━━━ Records to use ━━━
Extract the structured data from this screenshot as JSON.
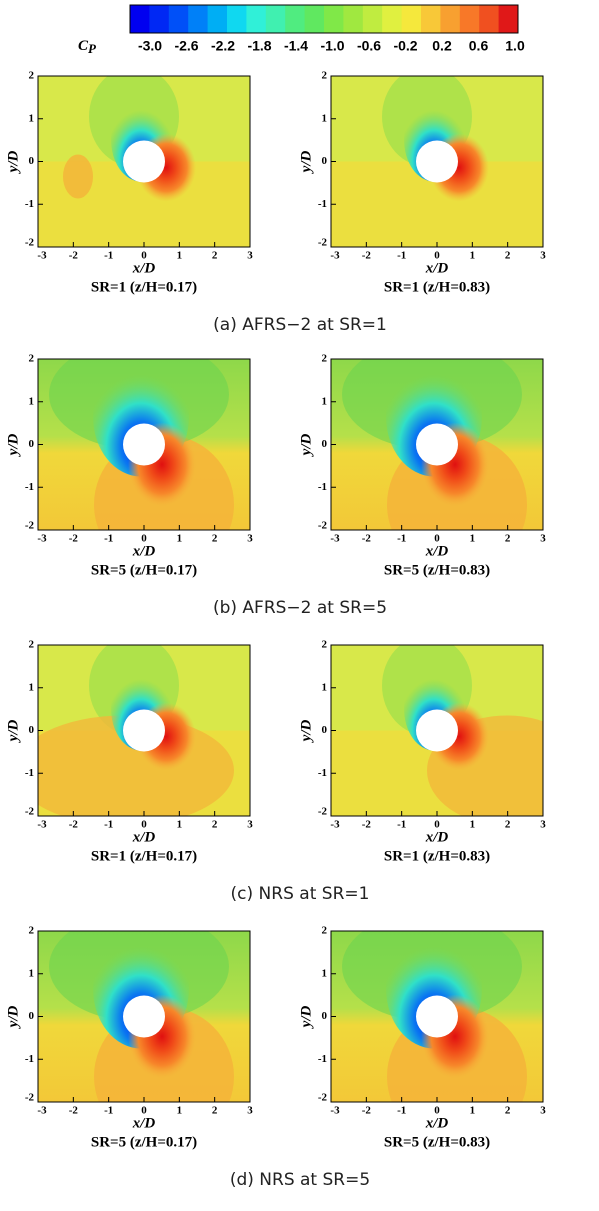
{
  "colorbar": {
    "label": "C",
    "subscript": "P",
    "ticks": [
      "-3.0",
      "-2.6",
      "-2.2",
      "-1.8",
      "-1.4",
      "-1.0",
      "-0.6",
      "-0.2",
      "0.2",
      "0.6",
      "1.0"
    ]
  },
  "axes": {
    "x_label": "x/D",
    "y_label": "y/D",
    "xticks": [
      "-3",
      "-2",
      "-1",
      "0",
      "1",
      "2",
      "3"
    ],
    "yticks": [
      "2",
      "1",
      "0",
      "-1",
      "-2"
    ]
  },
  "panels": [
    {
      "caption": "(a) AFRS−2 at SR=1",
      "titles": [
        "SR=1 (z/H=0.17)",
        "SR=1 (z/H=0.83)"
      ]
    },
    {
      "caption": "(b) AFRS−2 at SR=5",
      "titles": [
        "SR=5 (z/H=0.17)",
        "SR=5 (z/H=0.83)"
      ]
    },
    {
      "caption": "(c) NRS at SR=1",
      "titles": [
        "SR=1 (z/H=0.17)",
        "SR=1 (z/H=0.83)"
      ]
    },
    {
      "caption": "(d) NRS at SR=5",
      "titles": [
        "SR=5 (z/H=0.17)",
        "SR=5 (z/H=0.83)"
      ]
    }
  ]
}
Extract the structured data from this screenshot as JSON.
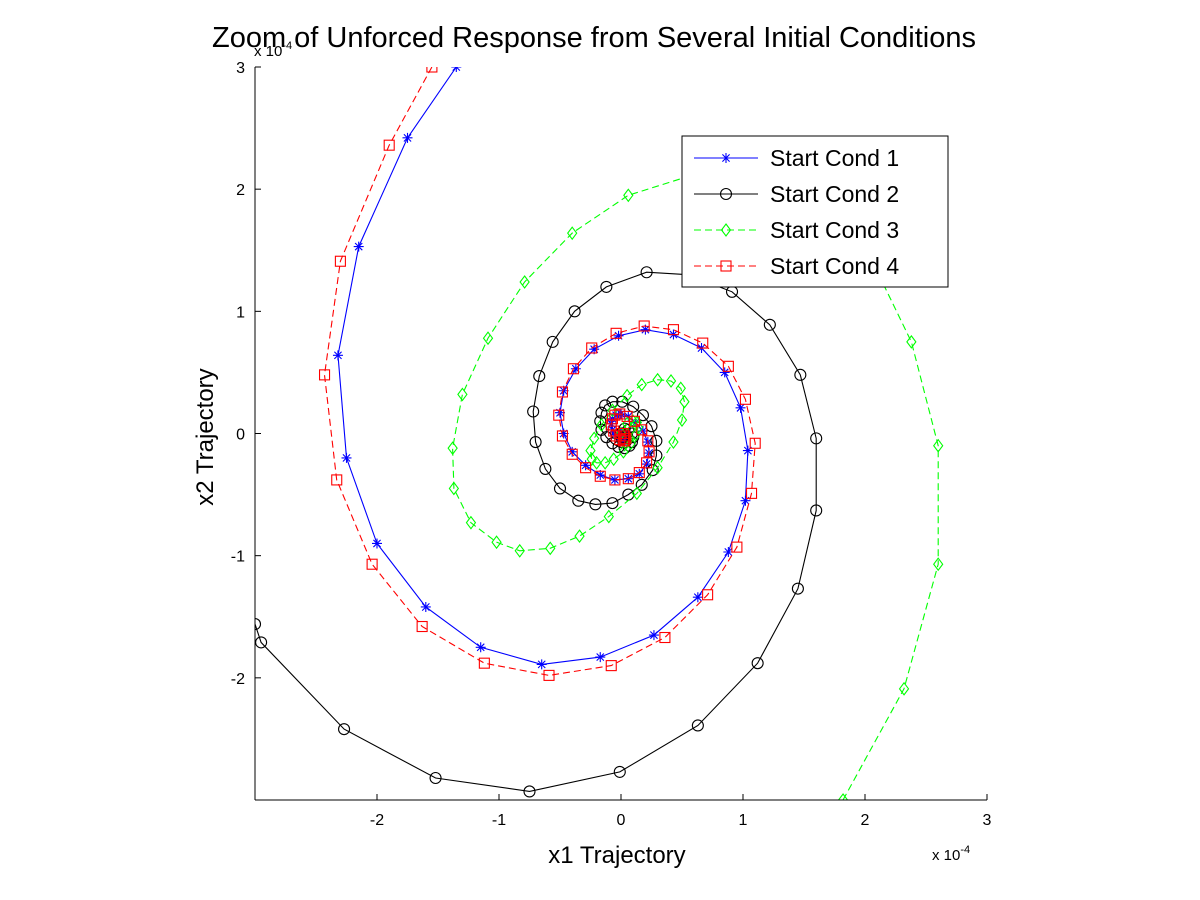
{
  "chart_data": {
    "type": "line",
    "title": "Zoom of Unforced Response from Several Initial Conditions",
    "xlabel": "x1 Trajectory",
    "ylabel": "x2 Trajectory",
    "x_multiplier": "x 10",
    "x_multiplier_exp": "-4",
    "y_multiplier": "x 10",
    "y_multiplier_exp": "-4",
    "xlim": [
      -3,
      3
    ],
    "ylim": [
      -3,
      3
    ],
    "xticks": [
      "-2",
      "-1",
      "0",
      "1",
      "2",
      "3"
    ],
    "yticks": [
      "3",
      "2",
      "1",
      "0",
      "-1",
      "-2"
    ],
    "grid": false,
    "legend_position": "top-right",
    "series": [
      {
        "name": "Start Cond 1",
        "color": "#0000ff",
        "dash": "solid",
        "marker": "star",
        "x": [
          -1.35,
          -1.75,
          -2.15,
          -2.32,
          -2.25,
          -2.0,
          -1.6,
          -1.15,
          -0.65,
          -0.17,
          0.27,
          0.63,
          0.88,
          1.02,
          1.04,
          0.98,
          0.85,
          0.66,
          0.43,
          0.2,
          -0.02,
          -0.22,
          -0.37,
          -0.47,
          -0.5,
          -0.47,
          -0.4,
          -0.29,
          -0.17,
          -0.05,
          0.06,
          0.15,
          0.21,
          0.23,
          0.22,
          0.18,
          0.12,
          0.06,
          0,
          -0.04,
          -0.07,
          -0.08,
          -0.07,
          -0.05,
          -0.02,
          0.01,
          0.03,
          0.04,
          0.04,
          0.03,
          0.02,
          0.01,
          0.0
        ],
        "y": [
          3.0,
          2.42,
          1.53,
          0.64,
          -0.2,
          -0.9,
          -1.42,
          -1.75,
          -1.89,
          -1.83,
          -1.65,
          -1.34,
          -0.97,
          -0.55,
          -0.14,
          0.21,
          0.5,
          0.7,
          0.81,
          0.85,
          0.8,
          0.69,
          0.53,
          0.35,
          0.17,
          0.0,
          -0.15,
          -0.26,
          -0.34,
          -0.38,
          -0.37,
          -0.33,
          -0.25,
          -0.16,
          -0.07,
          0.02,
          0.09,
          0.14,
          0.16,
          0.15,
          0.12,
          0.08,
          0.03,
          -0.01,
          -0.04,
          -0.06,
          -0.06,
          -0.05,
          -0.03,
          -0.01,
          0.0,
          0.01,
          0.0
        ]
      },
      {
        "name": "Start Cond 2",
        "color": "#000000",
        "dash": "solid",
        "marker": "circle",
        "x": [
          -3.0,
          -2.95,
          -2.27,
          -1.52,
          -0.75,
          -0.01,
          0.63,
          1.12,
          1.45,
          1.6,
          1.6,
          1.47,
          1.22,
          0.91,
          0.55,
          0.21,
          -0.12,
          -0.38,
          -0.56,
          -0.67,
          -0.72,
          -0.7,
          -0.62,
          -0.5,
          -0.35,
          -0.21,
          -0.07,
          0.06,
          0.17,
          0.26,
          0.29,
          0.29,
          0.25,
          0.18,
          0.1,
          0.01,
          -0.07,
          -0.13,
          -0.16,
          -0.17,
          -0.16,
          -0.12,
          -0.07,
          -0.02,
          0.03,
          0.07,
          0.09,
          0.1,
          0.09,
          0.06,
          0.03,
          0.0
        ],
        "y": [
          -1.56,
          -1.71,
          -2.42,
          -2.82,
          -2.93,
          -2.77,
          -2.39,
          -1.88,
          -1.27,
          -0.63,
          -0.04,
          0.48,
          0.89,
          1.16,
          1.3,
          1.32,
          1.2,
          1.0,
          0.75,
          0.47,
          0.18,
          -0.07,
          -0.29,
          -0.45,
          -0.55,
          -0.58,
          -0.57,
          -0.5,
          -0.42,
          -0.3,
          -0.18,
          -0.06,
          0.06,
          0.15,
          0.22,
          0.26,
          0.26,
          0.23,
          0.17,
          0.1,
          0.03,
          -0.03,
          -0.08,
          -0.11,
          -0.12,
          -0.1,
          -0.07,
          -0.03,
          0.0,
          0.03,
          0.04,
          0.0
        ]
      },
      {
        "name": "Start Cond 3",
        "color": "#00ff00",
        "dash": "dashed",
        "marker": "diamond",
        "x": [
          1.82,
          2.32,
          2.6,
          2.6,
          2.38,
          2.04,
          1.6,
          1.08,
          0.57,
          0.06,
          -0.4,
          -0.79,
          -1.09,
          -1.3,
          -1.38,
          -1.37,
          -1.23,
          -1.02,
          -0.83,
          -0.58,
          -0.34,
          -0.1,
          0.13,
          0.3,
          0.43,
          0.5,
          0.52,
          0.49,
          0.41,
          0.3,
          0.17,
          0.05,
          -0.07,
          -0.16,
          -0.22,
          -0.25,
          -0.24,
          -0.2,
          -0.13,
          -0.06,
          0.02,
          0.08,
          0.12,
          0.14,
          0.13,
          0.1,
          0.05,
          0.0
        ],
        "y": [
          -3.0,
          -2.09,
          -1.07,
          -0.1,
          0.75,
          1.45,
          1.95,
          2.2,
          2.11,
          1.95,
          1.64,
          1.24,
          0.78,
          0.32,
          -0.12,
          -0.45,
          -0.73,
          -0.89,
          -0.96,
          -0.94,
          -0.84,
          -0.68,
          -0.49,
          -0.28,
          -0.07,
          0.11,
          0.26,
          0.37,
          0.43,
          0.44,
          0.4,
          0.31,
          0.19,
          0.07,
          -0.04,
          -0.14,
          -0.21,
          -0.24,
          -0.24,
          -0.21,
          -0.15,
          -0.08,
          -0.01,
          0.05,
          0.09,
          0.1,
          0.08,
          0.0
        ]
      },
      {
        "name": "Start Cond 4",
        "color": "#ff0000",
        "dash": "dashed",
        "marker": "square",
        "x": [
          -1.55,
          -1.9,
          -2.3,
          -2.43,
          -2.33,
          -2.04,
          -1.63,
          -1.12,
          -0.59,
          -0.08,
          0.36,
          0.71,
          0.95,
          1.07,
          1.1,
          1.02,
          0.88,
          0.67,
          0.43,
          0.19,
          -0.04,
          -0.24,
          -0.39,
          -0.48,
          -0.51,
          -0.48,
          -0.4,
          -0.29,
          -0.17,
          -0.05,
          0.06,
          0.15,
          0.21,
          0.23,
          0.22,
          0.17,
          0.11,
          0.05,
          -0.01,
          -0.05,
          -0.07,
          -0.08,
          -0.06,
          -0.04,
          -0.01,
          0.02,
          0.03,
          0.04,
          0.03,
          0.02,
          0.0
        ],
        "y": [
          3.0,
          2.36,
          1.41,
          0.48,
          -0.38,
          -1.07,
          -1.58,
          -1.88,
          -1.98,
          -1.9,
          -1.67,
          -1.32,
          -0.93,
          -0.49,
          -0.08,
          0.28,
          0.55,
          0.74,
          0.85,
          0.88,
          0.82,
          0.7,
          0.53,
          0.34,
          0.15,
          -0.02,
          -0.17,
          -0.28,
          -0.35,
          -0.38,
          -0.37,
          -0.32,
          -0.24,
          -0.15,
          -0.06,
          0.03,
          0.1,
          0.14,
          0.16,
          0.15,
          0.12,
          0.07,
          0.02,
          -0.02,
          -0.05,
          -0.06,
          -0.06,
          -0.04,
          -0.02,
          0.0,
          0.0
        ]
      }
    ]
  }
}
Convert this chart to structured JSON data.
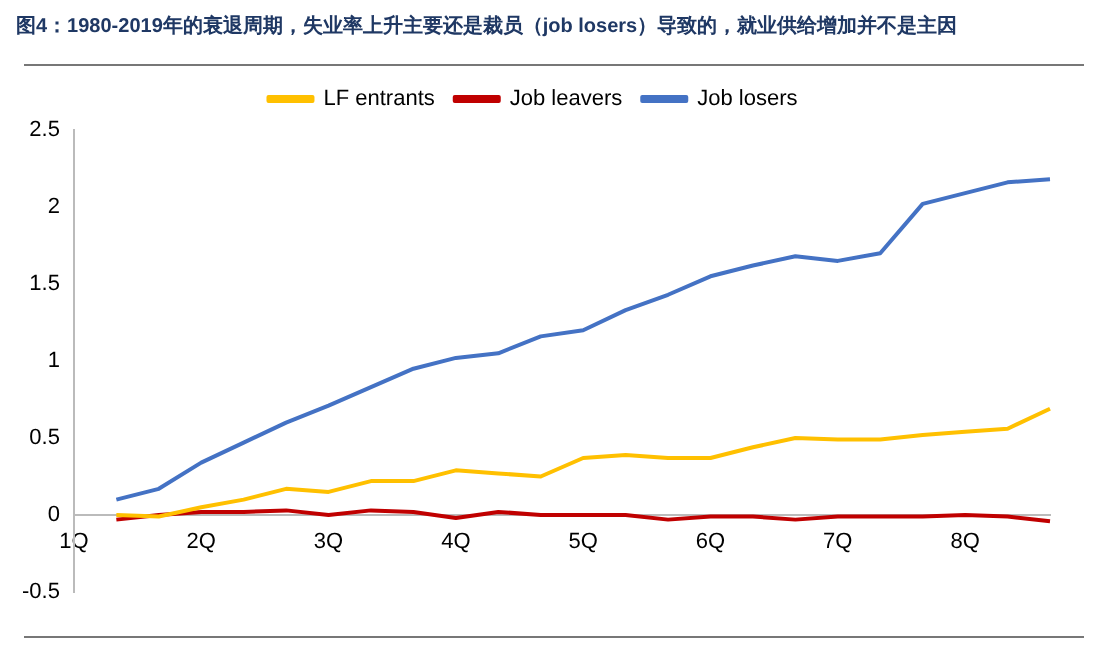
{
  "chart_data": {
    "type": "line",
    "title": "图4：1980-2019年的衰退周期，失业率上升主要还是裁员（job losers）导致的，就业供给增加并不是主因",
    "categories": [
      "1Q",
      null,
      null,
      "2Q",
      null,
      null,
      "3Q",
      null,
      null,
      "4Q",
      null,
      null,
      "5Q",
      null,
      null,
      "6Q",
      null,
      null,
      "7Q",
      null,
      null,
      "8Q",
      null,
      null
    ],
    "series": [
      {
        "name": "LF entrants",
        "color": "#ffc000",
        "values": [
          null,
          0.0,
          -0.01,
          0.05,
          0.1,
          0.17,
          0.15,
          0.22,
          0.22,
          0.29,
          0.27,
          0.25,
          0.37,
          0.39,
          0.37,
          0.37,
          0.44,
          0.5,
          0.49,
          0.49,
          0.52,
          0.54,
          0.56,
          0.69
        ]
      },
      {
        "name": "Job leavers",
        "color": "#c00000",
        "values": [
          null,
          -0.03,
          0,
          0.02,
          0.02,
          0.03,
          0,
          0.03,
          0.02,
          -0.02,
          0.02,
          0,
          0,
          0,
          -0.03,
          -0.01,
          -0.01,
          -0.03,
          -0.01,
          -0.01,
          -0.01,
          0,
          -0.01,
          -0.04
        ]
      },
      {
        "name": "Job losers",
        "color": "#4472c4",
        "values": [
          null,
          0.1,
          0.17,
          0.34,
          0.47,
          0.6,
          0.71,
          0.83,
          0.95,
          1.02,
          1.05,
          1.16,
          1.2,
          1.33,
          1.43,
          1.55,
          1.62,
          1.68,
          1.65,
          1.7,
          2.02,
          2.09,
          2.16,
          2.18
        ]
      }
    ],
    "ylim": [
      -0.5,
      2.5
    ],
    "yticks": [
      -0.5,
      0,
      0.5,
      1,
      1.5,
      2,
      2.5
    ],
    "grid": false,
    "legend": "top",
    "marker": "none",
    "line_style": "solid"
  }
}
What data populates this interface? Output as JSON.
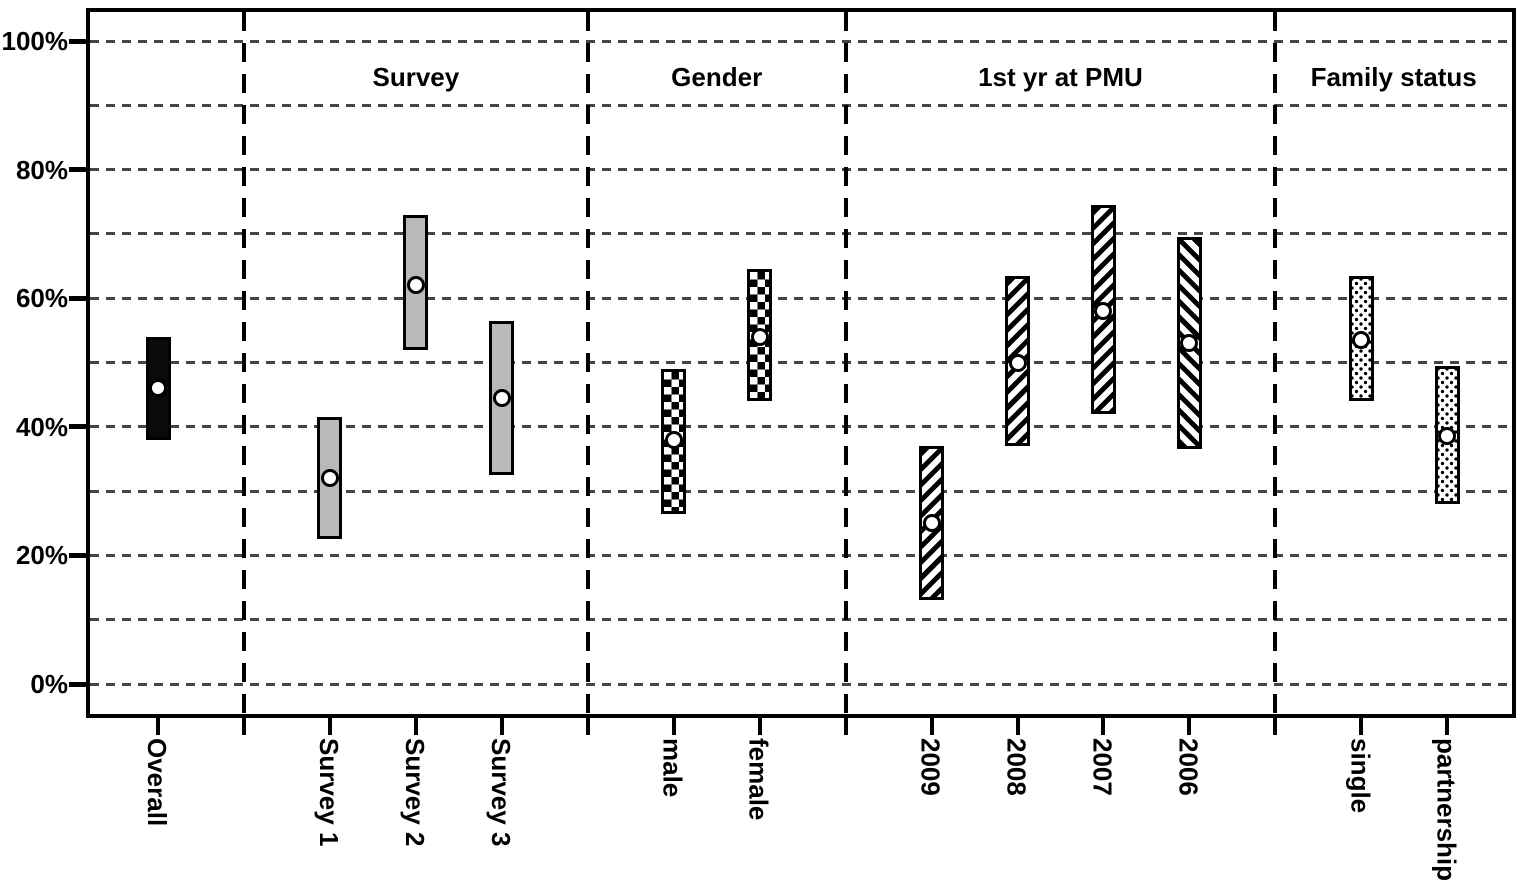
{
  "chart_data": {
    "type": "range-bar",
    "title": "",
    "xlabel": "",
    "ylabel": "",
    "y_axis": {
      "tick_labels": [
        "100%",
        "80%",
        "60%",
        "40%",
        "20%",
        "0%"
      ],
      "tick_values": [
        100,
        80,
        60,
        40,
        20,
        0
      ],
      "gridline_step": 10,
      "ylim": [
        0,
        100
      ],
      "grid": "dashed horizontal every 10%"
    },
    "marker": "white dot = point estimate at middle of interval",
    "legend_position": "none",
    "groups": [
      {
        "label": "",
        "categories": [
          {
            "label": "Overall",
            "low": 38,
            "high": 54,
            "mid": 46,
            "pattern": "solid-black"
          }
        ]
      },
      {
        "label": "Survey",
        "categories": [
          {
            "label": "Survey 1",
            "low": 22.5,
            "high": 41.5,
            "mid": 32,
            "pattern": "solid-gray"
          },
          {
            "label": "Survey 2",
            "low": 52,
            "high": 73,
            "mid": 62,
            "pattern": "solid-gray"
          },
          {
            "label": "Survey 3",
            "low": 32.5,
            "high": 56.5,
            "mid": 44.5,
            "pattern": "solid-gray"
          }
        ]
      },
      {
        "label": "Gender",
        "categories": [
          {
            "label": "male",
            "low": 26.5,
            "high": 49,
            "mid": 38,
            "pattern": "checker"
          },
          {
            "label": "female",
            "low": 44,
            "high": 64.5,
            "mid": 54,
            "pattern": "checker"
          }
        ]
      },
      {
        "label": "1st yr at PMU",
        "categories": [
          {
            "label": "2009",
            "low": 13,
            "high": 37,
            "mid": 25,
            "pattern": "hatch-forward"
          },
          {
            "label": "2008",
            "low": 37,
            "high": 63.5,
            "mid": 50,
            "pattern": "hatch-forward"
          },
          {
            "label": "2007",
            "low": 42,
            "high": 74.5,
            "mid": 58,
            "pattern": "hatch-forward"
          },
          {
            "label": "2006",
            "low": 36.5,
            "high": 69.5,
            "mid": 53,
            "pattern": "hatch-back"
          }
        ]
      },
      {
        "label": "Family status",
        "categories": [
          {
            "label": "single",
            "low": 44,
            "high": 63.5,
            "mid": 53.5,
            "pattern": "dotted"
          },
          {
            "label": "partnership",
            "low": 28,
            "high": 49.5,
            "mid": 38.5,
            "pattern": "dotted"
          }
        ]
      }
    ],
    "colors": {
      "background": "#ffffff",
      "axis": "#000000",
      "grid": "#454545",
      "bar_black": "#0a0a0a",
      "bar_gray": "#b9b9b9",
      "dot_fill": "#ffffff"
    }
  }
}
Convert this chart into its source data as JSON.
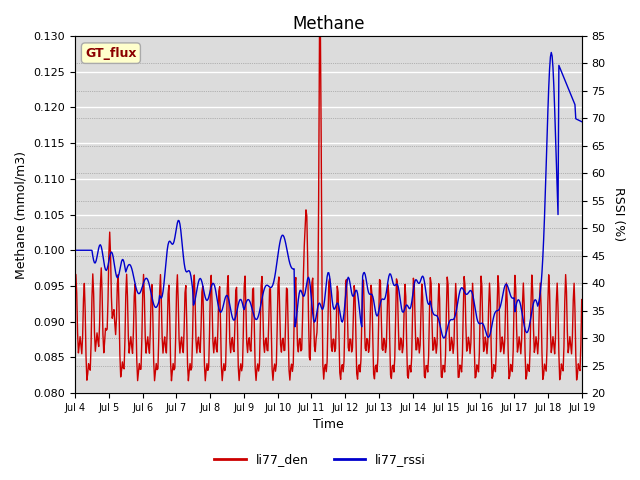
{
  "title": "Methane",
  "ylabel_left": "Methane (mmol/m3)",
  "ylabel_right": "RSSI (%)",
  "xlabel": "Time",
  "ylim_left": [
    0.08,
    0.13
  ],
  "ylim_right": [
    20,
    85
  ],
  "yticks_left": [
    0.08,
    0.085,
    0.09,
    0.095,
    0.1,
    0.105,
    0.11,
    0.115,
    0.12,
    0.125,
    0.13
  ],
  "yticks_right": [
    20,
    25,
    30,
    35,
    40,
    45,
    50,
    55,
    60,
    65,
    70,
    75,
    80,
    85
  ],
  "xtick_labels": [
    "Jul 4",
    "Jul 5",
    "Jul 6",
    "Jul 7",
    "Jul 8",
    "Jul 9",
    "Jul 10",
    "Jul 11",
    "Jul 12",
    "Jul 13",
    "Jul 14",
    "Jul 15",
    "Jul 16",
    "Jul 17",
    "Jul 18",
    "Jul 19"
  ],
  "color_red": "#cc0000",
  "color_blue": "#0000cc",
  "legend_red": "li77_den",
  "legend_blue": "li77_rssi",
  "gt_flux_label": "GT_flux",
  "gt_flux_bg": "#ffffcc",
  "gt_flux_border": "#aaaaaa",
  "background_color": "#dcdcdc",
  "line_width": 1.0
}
━━━
- Exercise task -
Copy out every line of the data that includes the word "JSON".

- Solved problem -
Extract the structured data from this screenshot as JSON.
Extract the structured data from this screenshot as JSON.
Convert this chart to structured JSON data.
What data populates this interface? Output as JSON.
Convert this chart into its source data as JSON.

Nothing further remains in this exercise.